Problem details: Continue the talk excerpt about tracking model performance and ranking bugs, starting after its last line, the heading "Is This New Model Better Than My Old Model?"
— START Text to read —
Then this enabled us to do this. If you look at our models over time – because we have training models all the time with agile, we got to release regularly – we saw we could track how it was performing on each of these problems. If you look, we got your candidate model and classification area, and we can see that this recent model has done well on drugs, doctors, false positives, which is the one we saw earlier, and has gotten worse on politicians.

What this was really useful was I could then go to my client and say, "This happened for reasons that at this time was unknown. What do we feel about this?" Usually you don't know, you've just got this one number and it represents the entire state of all your patterns. You don't know how it behaved. This was cool because our client then went, "Yes, I really worried about this drugs doctors thing, and actually I don't care about politicians. They can have a bad experience." In terms of their business use case, that was a lot better. How do we triage them? You can see there's a list of this, but that was about 1/3 of the bugs we had just on this graph. It was a really dumb way to display them. It was also straightforward. We just had to include one little extra thing.

Usually you look at the number of users affected and the severity. Here we encapsulated our severity in terms of this normalized error, which is just your error metric and we normalize that, and then we multiplied by harm factor, which we just made really big if there was actually users in harm. We thought that was important to include. This allowed us to actually order them, and then became useful because when you've got 20,000 bugs and you've got 1 resource who needs to go fix them, which one are you going to work on first? This allowed us to do that.

Is This New Model Better Than My Old Model?
— END Text to read —
— START Given data —
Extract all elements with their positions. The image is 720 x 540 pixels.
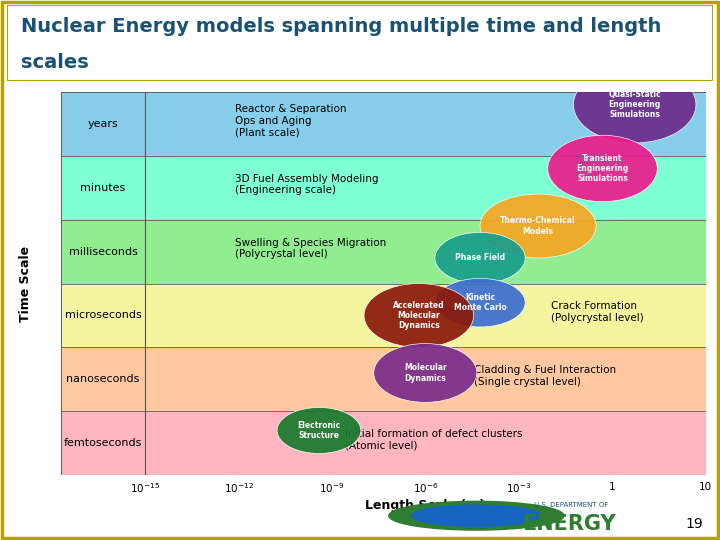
Ellipse shape	[374, 343, 477, 402]
Text: Length Scale (m): Length Scale (m)	[365, 500, 485, 512]
Text: minutes: minutes	[81, 183, 126, 193]
Text: milliseconds: milliseconds	[68, 247, 138, 256]
Ellipse shape	[435, 232, 525, 284]
Bar	[61, 92, 706, 156]
Ellipse shape	[548, 135, 657, 202]
Text: $10^{-6}$: $10^{-6}$	[413, 482, 438, 495]
Ellipse shape	[435, 279, 525, 327]
Text: Electronic
Structure: Electronic Structure	[297, 421, 341, 440]
Text: 19: 19	[686, 517, 703, 531]
Text: Molecular
Dynamics: Molecular Dynamics	[404, 363, 446, 383]
Text: Initial formation of defect clusters
(Atomic level): Initial formation of defect clusters (At…	[345, 429, 522, 451]
Text: Cladding & Fuel Interaction
(Single crystal level): Cladding & Fuel Interaction (Single crys…	[474, 366, 616, 387]
Text: Quasi-Static
Engineering
Simulations: Quasi-Static Engineering Simulations	[608, 90, 661, 119]
Text: Swelling & Species Migration
(Polycrystal level): Swelling & Species Migration (Polycrysta…	[235, 238, 387, 259]
Text: Transient
Engineering
Simulations: Transient Engineering Simulations	[577, 153, 629, 184]
Text: Reactor & Separation
Ops and Aging
(Plant scale): Reactor & Separation Ops and Aging (Plan…	[235, 104, 347, 137]
Ellipse shape	[574, 66, 696, 143]
Text: Nuclear Energy models spanning multiple time and length: Nuclear Energy models spanning multiple …	[22, 17, 662, 36]
Bar	[61, 284, 706, 347]
Text: nanoseconds: nanoseconds	[66, 374, 140, 384]
Ellipse shape	[364, 284, 474, 347]
Bar	[61, 220, 706, 284]
Text: Phase Field: Phase Field	[455, 253, 505, 262]
Circle shape	[389, 501, 564, 530]
Text: U.S. DEPARTMENT OF: U.S. DEPARTMENT OF	[534, 502, 608, 508]
Bar	[61, 156, 706, 220]
Text: $10^{-9}$: $10^{-9}$	[319, 482, 345, 495]
Circle shape	[412, 505, 541, 526]
Text: Accelerated
Molecular
Dynamics: Accelerated Molecular Dynamics	[393, 301, 445, 330]
Text: $10^{-12}$: $10^{-12}$	[223, 482, 253, 495]
Text: microseconds: microseconds	[65, 310, 141, 320]
Text: 1: 1	[609, 482, 616, 491]
Text: 10: 10	[699, 482, 712, 491]
Text: femtoseconds: femtoseconds	[64, 438, 143, 448]
Text: years: years	[88, 119, 119, 129]
Text: scales: scales	[22, 52, 89, 72]
Text: Time Scale: Time Scale	[19, 246, 32, 321]
Text: Kinetic
Monte Carlo: Kinetic Monte Carlo	[454, 293, 506, 312]
Bar	[61, 347, 706, 411]
Text: $10^{-15}$: $10^{-15}$	[130, 482, 160, 495]
Bar	[61, 411, 706, 475]
Text: $10^{-3}$: $10^{-3}$	[506, 482, 531, 495]
Ellipse shape	[480, 194, 596, 258]
Text: ENERGY: ENERGY	[523, 514, 616, 534]
FancyBboxPatch shape	[7, 5, 713, 81]
Text: Thermo-Chemical
Models: Thermo-Chemical Models	[500, 217, 576, 235]
Text: Crack Formation
(Polycrystal level): Crack Formation (Polycrystal level)	[551, 301, 644, 323]
Ellipse shape	[277, 408, 361, 454]
Text: 3D Fuel Assembly Modeling
(Engineering scale): 3D Fuel Assembly Modeling (Engineering s…	[235, 174, 379, 195]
— END Given data —
Written answer:
Next surprise, and you wouldn't think this would be a surprise, "Is my new model better than my own model?" This made me think of this wondrous code from "Alice in Wonderland." "I must have changed several times since then," and in this case we do. We're training models every week. Why is this hard? I explained before when augmenting our test set we're adding new patterns as they come along, new problems, including them in our list. What would happen is Tweedledum, who was trained last week got 0.8 on his metric, and Tweedledee got 0.75. What we realized is those models are just not comparable anymore. Since then we've added to our test set, and this seems obvious but honestly the number of times I've come across clients or interview candidates who've made this mistake over and over again is actually shocking.

What you should do is make sure that when you've changed your test set at all or you've refreshed it is that you go re-evaluate all your candidate models. Here you can see that Tweedledum is actually 0.72 rather than 0.75.

Why Is the Model Doing Something Differently Today?

Surprise number 7, and these are great because sales people are fun because they have a script and they like to go by their script. One day the script didn't work because the model behaved a little differently, because of course it did. He came and he was, "What changed?" I was, "I released a new model." He's, "Can you change it back?" I was, "Yes, but I changed about 10,000 things that day and actually this was 3 weeks ago when I released this one, and I can't even remember what I did."

It's not as simple as "I changed the code." We can version code, and we can go look at what we changed, but I changed my data as well. I gathered more training data, I changed the pipeline. In fact, we had some rules in front of that just to deal with some edge cases. What actually happened, and we need to be able to answer this question, why did the model do something differently today?

This is what we did, and this was dumb, and I say dumb because at the time we didn't have these wonderful tools. Now you've got amazing tools for tracking your problems. Back then all we had was some versioning thing. We said, "We've got Git, we'll use that. Our data is really small. We'll put it in there." We had our code repository, we also had a data repository. From that we get two hashes, so we've got a GitHub hash, great. Every time one of them changed we would then trigger off some training. When you trigger off training we made sure we stored exactly what the data was at that time, so a hash from the state of the data, and what the code was so that I could trace it down. You could also keep them in the same repository. This becomes a little bit hairy. Or you could have data, rather than having a version-controlled one you could have a immutable state where each time you replicate your date, each time you change it. That also works. It's a bit harder for comparisons.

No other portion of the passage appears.